=== Task to complete ===
Search the data below for "handle"; list each line that holds it.

* * * * * * * * *

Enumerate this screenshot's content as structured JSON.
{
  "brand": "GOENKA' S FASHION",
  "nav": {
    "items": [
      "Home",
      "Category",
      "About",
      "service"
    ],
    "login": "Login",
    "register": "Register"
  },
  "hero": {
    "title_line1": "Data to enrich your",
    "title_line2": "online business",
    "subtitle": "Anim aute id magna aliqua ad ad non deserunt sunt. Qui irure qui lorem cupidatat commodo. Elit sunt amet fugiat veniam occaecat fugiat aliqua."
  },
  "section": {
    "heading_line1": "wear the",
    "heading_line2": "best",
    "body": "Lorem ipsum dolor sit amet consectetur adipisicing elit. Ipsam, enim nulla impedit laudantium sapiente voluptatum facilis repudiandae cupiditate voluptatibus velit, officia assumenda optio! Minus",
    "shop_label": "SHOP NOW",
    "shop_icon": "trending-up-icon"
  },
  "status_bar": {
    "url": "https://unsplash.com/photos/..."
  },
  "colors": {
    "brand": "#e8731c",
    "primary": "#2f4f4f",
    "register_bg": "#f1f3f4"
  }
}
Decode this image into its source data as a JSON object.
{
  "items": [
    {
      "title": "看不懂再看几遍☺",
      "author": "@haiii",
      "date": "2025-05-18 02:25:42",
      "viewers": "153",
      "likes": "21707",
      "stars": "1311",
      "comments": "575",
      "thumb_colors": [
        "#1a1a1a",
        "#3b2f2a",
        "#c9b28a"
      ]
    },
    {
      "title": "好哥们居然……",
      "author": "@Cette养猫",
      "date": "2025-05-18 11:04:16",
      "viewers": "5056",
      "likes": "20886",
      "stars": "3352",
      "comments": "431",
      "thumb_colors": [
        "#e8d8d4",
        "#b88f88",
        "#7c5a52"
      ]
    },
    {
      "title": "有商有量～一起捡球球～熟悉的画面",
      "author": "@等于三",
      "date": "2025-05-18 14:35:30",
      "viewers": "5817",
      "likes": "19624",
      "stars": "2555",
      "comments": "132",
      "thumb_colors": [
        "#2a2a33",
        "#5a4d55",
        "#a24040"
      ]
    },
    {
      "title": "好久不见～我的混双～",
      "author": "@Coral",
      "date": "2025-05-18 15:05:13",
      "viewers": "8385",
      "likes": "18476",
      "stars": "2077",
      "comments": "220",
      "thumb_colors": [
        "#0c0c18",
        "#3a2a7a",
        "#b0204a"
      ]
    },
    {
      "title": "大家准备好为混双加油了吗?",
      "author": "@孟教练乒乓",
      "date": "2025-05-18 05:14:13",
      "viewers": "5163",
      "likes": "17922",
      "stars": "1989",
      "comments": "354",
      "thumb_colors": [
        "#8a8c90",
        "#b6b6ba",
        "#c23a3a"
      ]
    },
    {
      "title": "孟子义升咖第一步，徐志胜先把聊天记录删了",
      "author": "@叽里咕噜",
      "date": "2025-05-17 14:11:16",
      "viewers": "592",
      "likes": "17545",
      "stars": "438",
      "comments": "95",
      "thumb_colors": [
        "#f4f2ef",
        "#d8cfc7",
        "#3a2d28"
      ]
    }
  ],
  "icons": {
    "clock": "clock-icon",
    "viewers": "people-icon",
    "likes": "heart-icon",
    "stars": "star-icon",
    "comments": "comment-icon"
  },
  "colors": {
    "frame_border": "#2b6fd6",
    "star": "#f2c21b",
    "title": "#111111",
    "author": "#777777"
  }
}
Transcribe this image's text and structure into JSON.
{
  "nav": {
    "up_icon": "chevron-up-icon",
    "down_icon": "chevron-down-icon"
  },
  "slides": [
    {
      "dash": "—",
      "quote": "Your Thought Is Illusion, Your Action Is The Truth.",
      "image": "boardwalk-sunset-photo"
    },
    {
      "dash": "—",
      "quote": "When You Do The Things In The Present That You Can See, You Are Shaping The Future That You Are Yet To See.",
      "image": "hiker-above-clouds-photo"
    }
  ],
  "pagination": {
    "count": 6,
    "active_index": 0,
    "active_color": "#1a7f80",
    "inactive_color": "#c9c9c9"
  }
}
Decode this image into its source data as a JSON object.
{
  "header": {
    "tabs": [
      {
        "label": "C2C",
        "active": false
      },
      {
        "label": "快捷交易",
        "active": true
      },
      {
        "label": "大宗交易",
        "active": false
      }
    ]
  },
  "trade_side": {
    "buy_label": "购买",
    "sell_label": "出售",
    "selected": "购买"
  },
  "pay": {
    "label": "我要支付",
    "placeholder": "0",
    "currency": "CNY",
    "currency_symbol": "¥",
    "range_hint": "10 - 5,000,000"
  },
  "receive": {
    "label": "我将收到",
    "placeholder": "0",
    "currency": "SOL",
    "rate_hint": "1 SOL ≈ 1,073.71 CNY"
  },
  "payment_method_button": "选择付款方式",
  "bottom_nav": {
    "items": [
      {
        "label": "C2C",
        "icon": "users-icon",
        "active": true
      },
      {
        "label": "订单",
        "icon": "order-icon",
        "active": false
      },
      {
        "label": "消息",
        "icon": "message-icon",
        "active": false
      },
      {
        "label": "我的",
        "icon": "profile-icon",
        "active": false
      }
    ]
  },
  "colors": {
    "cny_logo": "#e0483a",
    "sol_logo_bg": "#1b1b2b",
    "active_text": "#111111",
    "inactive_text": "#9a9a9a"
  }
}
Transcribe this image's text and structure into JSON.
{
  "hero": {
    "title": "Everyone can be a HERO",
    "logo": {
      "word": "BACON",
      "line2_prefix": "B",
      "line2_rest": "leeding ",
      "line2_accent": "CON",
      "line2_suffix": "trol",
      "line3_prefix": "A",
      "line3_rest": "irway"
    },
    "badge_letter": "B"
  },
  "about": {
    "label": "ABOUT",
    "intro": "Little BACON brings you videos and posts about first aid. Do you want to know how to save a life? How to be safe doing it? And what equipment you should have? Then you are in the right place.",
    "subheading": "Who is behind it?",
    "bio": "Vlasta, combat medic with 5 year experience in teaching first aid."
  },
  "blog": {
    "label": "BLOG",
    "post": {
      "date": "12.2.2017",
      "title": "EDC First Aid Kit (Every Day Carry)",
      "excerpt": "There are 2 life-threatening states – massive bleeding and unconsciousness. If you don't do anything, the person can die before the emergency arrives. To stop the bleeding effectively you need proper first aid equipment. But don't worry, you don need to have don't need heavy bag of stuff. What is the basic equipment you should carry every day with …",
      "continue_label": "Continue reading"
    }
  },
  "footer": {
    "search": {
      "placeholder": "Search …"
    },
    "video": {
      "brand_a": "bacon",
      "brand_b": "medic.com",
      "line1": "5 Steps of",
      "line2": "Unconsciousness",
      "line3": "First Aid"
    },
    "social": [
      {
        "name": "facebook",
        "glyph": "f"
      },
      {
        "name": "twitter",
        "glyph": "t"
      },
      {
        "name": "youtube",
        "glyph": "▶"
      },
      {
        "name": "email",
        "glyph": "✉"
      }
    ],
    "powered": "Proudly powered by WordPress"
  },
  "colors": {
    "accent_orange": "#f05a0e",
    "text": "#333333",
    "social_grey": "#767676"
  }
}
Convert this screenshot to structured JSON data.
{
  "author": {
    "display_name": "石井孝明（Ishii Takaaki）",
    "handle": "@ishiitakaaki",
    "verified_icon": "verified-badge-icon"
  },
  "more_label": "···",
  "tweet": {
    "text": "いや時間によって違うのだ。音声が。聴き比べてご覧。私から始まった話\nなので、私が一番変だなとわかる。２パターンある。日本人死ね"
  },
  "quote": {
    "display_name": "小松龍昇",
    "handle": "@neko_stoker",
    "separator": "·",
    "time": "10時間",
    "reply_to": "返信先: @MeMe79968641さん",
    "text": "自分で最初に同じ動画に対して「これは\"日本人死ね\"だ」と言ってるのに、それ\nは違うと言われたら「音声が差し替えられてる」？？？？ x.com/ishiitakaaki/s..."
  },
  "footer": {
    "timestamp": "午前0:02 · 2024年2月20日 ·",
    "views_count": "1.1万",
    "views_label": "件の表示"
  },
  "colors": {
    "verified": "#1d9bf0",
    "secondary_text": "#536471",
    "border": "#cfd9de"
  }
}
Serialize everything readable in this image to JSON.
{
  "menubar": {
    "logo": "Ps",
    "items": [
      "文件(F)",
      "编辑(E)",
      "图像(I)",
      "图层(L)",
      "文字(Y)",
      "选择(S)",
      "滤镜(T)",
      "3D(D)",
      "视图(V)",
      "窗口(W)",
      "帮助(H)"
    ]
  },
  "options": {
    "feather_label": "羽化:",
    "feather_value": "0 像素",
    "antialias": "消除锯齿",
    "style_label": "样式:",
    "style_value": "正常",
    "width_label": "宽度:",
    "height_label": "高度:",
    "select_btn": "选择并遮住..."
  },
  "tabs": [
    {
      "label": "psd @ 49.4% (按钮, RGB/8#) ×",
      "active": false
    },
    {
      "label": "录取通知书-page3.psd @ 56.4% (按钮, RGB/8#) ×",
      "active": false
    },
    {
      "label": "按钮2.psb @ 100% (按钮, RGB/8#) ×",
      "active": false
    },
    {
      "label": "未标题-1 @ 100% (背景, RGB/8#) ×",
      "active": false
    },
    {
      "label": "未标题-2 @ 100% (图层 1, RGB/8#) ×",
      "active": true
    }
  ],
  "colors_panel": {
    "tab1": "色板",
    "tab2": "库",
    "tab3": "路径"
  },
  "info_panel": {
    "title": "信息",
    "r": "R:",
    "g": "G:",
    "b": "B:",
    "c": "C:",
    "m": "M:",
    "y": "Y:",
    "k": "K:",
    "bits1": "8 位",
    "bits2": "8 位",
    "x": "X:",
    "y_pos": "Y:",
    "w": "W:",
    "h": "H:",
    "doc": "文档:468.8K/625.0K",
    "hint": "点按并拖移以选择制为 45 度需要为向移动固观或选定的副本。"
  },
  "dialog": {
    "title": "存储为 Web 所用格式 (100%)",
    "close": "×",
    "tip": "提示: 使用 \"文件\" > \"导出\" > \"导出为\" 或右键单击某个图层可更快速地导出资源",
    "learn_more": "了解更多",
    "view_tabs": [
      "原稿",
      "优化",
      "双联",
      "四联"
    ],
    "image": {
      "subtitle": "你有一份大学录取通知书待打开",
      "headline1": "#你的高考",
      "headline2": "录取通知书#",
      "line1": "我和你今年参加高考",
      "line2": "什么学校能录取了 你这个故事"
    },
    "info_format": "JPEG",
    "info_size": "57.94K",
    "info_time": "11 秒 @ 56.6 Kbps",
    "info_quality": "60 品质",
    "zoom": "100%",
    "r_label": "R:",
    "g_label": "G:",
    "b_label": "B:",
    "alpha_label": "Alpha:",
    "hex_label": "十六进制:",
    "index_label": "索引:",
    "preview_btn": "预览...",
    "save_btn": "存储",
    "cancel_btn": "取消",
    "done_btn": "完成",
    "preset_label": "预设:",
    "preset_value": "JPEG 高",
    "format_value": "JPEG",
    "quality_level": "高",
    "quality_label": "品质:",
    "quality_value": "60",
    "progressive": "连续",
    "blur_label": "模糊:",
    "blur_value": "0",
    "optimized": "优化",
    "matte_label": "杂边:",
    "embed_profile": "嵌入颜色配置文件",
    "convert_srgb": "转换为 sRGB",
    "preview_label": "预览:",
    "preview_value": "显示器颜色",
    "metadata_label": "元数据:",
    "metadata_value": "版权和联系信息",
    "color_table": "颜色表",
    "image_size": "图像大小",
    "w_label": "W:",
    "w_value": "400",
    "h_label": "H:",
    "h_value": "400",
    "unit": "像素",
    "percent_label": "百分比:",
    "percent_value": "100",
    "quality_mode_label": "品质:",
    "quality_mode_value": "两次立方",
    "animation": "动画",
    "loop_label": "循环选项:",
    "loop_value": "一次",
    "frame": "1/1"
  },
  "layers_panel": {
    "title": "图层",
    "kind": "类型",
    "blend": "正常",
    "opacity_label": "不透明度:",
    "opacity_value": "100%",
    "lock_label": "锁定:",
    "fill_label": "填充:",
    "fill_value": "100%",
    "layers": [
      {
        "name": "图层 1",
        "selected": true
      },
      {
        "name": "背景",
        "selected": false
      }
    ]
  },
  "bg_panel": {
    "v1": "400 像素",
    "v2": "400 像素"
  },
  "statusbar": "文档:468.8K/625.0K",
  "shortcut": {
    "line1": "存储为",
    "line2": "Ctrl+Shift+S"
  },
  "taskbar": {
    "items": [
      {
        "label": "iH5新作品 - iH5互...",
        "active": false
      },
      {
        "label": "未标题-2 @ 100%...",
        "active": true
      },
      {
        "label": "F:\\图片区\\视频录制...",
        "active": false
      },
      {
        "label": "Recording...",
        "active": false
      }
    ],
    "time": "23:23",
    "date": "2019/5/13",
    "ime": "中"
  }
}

* * * * * * * * *

=== Reply to the task ===
    "handle": "@ishiitakaaki",
    "handle": "@neko_stoker",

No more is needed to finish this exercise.